● **GIVEN PROBLEM**
Copy all records verbatim.

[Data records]
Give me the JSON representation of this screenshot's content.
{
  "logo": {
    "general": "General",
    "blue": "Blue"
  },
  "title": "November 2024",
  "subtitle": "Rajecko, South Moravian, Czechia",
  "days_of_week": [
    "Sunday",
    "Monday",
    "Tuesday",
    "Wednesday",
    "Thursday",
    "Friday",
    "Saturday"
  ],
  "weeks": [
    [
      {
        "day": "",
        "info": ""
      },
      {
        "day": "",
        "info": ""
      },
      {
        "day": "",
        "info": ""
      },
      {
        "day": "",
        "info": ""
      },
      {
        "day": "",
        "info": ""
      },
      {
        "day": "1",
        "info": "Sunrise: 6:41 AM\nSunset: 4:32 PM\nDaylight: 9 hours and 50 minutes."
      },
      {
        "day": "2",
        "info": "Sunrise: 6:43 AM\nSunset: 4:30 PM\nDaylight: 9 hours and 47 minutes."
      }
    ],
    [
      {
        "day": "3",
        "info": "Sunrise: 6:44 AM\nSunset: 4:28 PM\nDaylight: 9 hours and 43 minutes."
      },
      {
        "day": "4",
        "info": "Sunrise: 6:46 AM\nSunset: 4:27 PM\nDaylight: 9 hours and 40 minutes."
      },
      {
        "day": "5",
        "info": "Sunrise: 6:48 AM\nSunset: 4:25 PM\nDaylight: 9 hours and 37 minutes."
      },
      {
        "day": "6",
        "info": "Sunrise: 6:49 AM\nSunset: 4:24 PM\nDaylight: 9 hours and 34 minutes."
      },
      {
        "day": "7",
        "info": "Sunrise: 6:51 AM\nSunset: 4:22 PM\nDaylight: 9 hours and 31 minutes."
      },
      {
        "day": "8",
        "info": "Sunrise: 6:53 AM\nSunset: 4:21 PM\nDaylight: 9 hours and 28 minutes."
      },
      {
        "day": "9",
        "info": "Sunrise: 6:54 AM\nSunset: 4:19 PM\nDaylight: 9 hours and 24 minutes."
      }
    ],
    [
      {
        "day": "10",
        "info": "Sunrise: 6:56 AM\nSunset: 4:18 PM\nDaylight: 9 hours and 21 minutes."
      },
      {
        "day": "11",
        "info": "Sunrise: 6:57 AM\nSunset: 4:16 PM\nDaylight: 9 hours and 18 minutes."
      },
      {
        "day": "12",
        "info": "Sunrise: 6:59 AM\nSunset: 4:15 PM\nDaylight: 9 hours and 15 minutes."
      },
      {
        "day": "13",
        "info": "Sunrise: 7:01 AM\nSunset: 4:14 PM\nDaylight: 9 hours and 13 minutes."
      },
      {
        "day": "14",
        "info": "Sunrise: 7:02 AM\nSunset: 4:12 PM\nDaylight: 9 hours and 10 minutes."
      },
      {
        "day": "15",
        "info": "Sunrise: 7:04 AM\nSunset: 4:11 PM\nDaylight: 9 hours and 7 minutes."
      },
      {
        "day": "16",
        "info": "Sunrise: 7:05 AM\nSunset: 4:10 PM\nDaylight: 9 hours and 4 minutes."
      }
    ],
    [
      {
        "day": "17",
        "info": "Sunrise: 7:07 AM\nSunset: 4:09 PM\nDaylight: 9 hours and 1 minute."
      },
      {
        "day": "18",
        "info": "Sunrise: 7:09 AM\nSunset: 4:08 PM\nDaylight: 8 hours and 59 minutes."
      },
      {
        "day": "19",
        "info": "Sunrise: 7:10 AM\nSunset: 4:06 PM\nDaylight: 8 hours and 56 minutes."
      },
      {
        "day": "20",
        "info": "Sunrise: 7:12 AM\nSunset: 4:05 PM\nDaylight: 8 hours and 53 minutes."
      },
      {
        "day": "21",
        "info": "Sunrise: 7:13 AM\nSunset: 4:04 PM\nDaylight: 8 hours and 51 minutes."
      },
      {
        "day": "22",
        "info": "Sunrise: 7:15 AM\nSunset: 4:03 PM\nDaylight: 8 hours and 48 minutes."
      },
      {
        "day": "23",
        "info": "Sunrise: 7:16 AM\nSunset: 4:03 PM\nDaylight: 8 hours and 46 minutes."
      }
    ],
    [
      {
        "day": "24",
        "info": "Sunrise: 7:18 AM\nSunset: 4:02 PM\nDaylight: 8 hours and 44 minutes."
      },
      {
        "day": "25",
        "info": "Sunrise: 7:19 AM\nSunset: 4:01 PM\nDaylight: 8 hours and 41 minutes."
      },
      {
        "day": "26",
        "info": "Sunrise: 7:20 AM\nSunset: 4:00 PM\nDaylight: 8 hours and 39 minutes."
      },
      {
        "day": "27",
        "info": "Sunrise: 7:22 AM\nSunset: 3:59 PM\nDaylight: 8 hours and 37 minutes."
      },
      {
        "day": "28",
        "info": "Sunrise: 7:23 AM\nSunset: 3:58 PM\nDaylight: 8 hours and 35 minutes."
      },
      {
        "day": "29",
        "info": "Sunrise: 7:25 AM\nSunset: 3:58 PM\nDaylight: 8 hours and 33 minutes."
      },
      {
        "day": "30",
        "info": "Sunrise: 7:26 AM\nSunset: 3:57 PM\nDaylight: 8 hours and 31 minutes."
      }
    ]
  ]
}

● **WRITTEN SOLUTION**
Give me the JSON representation of this screenshot's content.
{
  "logo": {
    "general": "General",
    "blue": "Blue"
  },
  "title": "November 2024",
  "subtitle": "Rajecko, South Moravian, Czechia",
  "days_of_week": [
    "Sunday",
    "Monday",
    "Tuesday",
    "Wednesday",
    "Thursday",
    "Friday",
    "Saturday"
  ],
  "weeks": [
    [
      {
        "day": "",
        "info": ""
      },
      {
        "day": "",
        "info": ""
      },
      {
        "day": "",
        "info": ""
      },
      {
        "day": "",
        "info": ""
      },
      {
        "day": "",
        "info": ""
      },
      {
        "day": "1",
        "info": "Sunrise: 6:41 AM\nSunset: 4:32 PM\nDaylight: 9 hours and 50 minutes."
      },
      {
        "day": "2",
        "info": "Sunrise: 6:43 AM\nSunset: 4:30 PM\nDaylight: 9 hours and 47 minutes."
      }
    ],
    [
      {
        "day": "3",
        "info": "Sunrise: 6:44 AM\nSunset: 4:28 PM\nDaylight: 9 hours and 43 minutes."
      },
      {
        "day": "4",
        "info": "Sunrise: 6:46 AM\nSunset: 4:27 PM\nDaylight: 9 hours and 40 minutes."
      },
      {
        "day": "5",
        "info": "Sunrise: 6:48 AM\nSunset: 4:25 PM\nDaylight: 9 hours and 37 minutes."
      },
      {
        "day": "6",
        "info": "Sunrise: 6:49 AM\nSunset: 4:24 PM\nDaylight: 9 hours and 34 minutes."
      },
      {
        "day": "7",
        "info": "Sunrise: 6:51 AM\nSunset: 4:22 PM\nDaylight: 9 hours and 31 minutes."
      },
      {
        "day": "8",
        "info": "Sunrise: 6:53 AM\nSunset: 4:21 PM\nDaylight: 9 hours and 28 minutes."
      },
      {
        "day": "9",
        "info": "Sunrise: 6:54 AM\nSunset: 4:19 PM\nDaylight: 9 hours and 24 minutes."
      }
    ],
    [
      {
        "day": "10",
        "info": "Sunrise: 6:56 AM\nSunset: 4:18 PM\nDaylight: 9 hours and 21 minutes."
      },
      {
        "day": "11",
        "info": "Sunrise: 6:57 AM\nSunset: 4:16 PM\nDaylight: 9 hours and 18 minutes."
      },
      {
        "day": "12",
        "info": "Sunrise: 6:59 AM\nSunset: 4:15 PM\nDaylight: 9 hours and 15 minutes."
      },
      {
        "day": "13",
        "info": "Sunrise: 7:01 AM\nSunset: 4:14 PM\nDaylight: 9 hours and 13 minutes."
      },
      {
        "day": "14",
        "info": "Sunrise: 7:02 AM\nSunset: 4:12 PM\nDaylight: 9 hours and 10 minutes."
      },
      {
        "day": "15",
        "info": "Sunrise: 7:04 AM\nSunset: 4:11 PM\nDaylight: 9 hours and 7 minutes."
      },
      {
        "day": "16",
        "info": "Sunrise: 7:05 AM\nSunset: 4:10 PM\nDaylight: 9 hours and 4 minutes."
      }
    ],
    [
      {
        "day": "17",
        "info": "Sunrise: 7:07 AM\nSunset: 4:09 PM\nDaylight: 9 hours and 1 minute."
      },
      {
        "day": "18",
        "info": "Sunrise: 7:09 AM\nSunset: 4:08 PM\nDaylight: 8 hours and 59 minutes."
      },
      {
        "day": "19",
        "info": "Sunrise: 7:10 AM\nSunset: 4:06 PM\nDaylight: 8 hours and 56 minutes."
      },
      {
        "day": "20",
        "info": "Sunrise: 7:12 AM\nSunset: 4:05 PM\nDaylight: 8 hours and 53 minutes."
      },
      {
        "day": "21",
        "info": "Sunrise: 7:13 AM\nSunset: 4:04 PM\nDaylight: 8 hours and 51 minutes."
      },
      {
        "day": "22",
        "info": "Sunrise: 7:15 AM\nSunset: 4:03 PM\nDaylight: 8 hours and 48 minutes."
      },
      {
        "day": "23",
        "info": "Sunrise: 7:16 AM\nSunset: 4:03 PM\nDaylight: 8 hours and 46 minutes."
      }
    ],
    [
      {
        "day": "24",
        "info": "Sunrise: 7:18 AM\nSunset: 4:02 PM\nDaylight: 8 hours and 44 minutes."
      },
      {
        "day": "25",
        "info": "Sunrise: 7:19 AM\nSunset: 4:01 PM\nDaylight: 8 hours and 41 minutes."
      },
      {
        "day": "26",
        "info": "Sunrise: 7:20 AM\nSunset: 4:00 PM\nDaylight: 8 hours and 39 minutes."
      },
      {
        "day": "27",
        "info": "Sunrise: 7:22 AM\nSunset: 3:59 PM\nDaylight: 8 hours and 37 minutes."
      },
      {
        "day": "28",
        "info": "Sunrise: 7:23 AM\nSunset: 3:58 PM\nDaylight: 8 hours and 35 minutes."
      },
      {
        "day": "29",
        "info": "Sunrise: 7:25 AM\nSunset: 3:58 PM\nDaylight: 8 hours and 33 minutes."
      },
      {
        "day": "30",
        "info": "Sunrise: 7:26 AM\nSunset: 3:57 PM\nDaylight: 8 hours and 31 minutes."
      }
    ]
  ]
}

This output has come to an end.